**QUOTED PASSAGE**:
Coronary Artery Disease Jan 22, 2018

Hamilos M, et al. - Patients with diabetes mellitus (DM) and those without DM were compared in terms of clinical outcome following percutaneous coronary intervention (PCI) for acute coronary syndrome (ACS). A higher but not significantly higher major adverse cardiovascular events (MACE) rate was reported in diabetic patients, with no difference in bleeding events, in ‘real-life’ ACS undergoing PCI. Among those treated with clopidogrel, a significant difference in MACE was evident, whereas when newer antiplatelet agents were used the negative impact of DM on ischemic events was eliminated.

Methods
  • A prospective observational study (GRAPE) was carried out, to focus on contemporary antiplatelet use in moderate-risk to high-risk ACS patients receiving PCI.
  • Researchers used propensity score adjustment to analyze major adverse cardiovascular events (MACE), (composite of death, nonfatal myocardial infarction, urgent revascularization, and stroke) and bleeding events (Bleeding Academic Research Consortium definition) at 1 year of follow-up.
  • They also conducted a subanalysis according to diabetes mellitus (DM) status.

Results
  • Diabetes was detected in 469 (22.9%) of 2047 registered patients.

**MATERIAL SHOWN**:
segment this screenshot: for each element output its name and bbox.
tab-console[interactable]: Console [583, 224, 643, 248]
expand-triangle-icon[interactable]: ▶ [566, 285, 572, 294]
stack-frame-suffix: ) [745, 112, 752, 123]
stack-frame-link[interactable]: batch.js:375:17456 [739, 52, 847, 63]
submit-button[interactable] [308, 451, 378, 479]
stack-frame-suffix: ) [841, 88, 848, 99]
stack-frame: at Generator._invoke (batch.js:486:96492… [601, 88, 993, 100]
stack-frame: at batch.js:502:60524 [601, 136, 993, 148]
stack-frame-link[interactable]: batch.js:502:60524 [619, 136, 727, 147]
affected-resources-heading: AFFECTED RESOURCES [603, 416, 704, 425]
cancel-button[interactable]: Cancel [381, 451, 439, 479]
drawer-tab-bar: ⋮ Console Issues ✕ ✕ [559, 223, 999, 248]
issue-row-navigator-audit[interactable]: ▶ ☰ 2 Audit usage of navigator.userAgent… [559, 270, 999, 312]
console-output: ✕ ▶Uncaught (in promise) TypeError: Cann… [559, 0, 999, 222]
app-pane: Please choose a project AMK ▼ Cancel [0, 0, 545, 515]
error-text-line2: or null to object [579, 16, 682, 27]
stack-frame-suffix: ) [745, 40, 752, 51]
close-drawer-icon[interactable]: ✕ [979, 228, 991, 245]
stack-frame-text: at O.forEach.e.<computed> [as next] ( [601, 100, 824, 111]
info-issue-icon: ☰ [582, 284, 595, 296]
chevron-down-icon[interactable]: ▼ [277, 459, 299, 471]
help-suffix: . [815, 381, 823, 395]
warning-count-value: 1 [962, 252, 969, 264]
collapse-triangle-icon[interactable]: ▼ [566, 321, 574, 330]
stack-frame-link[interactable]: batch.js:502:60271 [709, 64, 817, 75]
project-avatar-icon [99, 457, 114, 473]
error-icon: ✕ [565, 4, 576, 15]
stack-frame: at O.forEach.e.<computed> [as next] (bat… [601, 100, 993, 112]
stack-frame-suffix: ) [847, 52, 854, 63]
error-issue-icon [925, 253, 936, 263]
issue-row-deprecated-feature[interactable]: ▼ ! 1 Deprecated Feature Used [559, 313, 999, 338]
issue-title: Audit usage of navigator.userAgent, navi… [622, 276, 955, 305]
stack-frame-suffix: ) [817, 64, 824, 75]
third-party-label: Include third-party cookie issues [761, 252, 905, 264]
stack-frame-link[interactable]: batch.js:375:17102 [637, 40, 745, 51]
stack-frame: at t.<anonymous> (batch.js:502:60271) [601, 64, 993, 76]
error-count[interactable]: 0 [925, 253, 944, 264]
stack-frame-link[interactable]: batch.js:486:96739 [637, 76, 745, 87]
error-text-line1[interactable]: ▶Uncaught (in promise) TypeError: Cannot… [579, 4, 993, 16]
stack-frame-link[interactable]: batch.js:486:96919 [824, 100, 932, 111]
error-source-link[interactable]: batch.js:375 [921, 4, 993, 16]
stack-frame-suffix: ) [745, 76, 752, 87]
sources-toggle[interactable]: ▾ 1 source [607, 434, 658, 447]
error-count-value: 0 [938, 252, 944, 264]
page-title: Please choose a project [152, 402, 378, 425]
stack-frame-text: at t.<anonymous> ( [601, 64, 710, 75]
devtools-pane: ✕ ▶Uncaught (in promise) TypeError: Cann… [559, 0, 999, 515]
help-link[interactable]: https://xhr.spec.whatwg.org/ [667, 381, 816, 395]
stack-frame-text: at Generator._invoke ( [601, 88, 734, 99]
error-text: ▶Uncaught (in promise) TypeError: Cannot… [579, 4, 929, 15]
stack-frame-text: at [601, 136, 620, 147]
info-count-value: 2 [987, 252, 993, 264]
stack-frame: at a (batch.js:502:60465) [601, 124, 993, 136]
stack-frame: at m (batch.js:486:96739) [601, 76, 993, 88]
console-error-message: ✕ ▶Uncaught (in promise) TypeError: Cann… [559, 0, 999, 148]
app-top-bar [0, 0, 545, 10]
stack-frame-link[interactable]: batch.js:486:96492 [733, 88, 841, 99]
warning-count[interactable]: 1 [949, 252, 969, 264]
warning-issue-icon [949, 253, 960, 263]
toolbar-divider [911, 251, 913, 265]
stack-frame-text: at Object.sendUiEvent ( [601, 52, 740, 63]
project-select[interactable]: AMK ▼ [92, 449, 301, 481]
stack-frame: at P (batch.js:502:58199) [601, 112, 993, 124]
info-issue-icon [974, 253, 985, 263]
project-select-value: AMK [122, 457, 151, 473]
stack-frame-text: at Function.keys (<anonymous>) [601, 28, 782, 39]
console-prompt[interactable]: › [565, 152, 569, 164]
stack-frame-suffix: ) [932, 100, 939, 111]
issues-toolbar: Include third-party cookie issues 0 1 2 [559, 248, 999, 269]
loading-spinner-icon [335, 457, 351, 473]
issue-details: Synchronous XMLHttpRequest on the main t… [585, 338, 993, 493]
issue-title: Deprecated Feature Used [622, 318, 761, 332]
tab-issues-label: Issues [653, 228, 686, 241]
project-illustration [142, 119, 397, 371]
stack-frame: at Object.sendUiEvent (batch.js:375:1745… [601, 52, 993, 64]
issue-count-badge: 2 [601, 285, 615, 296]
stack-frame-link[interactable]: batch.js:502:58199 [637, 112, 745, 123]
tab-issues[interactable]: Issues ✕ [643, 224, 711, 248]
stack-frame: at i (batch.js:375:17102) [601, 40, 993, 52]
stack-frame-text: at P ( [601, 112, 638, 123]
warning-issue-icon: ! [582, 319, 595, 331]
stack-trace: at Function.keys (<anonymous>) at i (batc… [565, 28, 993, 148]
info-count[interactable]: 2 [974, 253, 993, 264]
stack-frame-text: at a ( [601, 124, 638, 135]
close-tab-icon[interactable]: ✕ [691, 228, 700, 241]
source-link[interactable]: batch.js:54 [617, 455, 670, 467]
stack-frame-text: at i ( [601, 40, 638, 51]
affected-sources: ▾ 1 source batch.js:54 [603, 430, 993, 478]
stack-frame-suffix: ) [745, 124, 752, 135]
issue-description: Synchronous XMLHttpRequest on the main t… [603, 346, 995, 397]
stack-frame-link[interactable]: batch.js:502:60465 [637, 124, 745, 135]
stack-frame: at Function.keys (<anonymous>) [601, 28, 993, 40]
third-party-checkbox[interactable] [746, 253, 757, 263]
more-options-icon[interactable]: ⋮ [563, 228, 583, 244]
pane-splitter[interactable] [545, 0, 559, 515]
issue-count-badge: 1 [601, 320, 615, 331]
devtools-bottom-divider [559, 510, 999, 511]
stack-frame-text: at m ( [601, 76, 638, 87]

**WORK REQUEST 1**:
In the summary of the diabetes and PCI study, list the four events that make up the composite of major adverse cardiovascular events.
**WORK REQUEST 2**:
According to the summary of the diabetes and PCI study, how many of the registered patients had diabetes?
**WORK REQUEST 3**:
Carry on the summary of the diabetes and PCI study from its last sentence.

**WRITTEN ANSWER 1**:
Death, nonfatal myocardial infarction, urgent revascularization, and stroke.

**WRITTEN ANSWER 2**:
469 of the 2047 registered patients (22.9%).

**WRITTEN ANSWER 3**:
  • As per the data, complete 1-year follow-up was available in 95.1% of patients.
  • Researchers noted the occurrence of MACE in 12.2 and 7.2% of those patients with and without DM, respectively [adjusted hazard ratio (HR), 95% confidence interval (CI)=1.27 (0.89–1.79), P=0.2].
  • They found that in diabetic patients, observed BARC type ≥3 bleeding risk was not higher: adjusted HR (95% CI)=1.20 (0.79–1.84).
  • Findings demonstrated that in the subgroup of clopidogrel-treated patients (N=238), diabetic vs nondiabetic cohort had significantly higher MACE rate [13.4 vs 9%, adjusted HR (95% CI)=1.68 (1.07–2.64), P=0.03].
  • In addition, results also revealed that in the subgroup of ticagrelor-treated or prasugrel-treated patients (N=228), MACE rate did not differ significantly between diabetic and nondiabetic patients: 9.6 vs 5%, adjusted HR (95% CI)=1.35 (0.77–2.37), P=0.38.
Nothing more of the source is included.